-- Stated problem --
Collect every line below that contains the word "proof".

[start Given information]

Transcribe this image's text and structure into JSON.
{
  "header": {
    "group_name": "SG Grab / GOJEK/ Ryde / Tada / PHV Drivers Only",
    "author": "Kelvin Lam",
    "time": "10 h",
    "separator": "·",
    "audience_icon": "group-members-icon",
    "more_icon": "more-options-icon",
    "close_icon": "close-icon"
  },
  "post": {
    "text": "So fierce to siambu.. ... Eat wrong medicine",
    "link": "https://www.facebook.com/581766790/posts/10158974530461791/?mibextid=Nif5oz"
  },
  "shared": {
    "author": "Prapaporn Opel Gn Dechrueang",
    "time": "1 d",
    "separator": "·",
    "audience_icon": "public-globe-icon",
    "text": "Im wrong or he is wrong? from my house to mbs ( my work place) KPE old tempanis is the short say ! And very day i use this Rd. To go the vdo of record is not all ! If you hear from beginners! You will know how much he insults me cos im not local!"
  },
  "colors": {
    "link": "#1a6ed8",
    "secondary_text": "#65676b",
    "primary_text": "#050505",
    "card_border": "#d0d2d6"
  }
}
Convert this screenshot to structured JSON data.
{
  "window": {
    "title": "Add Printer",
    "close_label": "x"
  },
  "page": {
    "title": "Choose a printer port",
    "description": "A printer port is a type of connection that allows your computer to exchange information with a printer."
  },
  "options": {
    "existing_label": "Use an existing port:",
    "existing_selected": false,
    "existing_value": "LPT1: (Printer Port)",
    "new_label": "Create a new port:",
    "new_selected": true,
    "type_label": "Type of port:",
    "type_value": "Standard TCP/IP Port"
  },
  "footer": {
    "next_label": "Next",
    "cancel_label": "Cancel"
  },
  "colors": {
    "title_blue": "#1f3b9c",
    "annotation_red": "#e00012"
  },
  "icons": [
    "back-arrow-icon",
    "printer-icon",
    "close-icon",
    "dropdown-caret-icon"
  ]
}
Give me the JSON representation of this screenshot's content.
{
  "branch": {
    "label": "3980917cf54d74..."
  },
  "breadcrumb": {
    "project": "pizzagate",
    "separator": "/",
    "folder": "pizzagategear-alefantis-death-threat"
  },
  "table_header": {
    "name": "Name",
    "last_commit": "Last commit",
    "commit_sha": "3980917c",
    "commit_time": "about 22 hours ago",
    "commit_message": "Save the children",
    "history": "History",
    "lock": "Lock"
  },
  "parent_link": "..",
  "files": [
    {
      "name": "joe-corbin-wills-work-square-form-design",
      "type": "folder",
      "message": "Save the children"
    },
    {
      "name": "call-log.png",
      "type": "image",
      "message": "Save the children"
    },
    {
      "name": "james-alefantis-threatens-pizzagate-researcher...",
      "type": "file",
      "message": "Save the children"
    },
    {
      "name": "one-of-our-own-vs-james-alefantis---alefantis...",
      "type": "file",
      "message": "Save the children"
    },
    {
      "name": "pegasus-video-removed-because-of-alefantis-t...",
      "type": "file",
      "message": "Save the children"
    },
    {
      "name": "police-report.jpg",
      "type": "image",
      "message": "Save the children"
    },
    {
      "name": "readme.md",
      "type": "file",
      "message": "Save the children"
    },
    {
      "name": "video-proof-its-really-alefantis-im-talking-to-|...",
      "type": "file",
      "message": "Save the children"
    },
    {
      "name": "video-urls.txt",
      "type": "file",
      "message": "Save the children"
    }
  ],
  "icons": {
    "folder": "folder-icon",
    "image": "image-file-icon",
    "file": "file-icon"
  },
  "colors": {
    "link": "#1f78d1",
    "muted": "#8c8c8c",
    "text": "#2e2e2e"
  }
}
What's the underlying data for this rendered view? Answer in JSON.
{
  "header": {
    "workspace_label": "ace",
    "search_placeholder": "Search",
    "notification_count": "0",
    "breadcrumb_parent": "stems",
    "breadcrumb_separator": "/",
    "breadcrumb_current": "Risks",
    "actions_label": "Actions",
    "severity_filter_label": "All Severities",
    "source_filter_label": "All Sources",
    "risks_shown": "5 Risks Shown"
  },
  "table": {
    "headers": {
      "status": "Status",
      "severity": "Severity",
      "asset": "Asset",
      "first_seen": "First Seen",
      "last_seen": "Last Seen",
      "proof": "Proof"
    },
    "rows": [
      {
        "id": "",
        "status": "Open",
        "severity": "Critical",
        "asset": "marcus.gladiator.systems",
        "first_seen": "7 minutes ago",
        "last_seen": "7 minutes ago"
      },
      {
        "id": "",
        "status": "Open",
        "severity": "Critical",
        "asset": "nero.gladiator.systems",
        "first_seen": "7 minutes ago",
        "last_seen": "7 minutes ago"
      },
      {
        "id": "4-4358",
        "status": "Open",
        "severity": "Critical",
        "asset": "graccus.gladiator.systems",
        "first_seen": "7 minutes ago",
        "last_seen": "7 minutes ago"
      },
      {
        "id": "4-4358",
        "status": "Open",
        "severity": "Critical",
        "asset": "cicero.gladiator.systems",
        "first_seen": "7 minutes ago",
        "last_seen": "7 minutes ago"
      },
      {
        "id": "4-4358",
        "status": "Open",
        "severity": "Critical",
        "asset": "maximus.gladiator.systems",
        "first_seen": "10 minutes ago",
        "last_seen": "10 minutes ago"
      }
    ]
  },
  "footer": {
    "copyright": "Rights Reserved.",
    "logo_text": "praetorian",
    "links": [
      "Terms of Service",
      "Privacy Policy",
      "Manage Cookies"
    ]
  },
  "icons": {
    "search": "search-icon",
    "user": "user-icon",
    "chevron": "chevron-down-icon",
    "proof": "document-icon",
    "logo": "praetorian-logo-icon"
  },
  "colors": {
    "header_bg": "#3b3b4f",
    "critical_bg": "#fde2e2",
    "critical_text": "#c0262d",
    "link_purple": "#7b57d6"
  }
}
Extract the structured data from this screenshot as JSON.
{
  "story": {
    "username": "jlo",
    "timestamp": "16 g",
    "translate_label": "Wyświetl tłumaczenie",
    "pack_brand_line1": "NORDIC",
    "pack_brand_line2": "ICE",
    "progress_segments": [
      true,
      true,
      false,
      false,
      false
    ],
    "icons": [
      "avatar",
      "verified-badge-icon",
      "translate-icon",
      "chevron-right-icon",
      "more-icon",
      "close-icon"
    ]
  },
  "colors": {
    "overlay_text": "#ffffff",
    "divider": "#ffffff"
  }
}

[end Given information]

-- Answer to the problem --
      "name": "video-proof-its-really-alefantis-im-talking-to-|...",
      "proof": "Proof"
    "proof": "document-icon",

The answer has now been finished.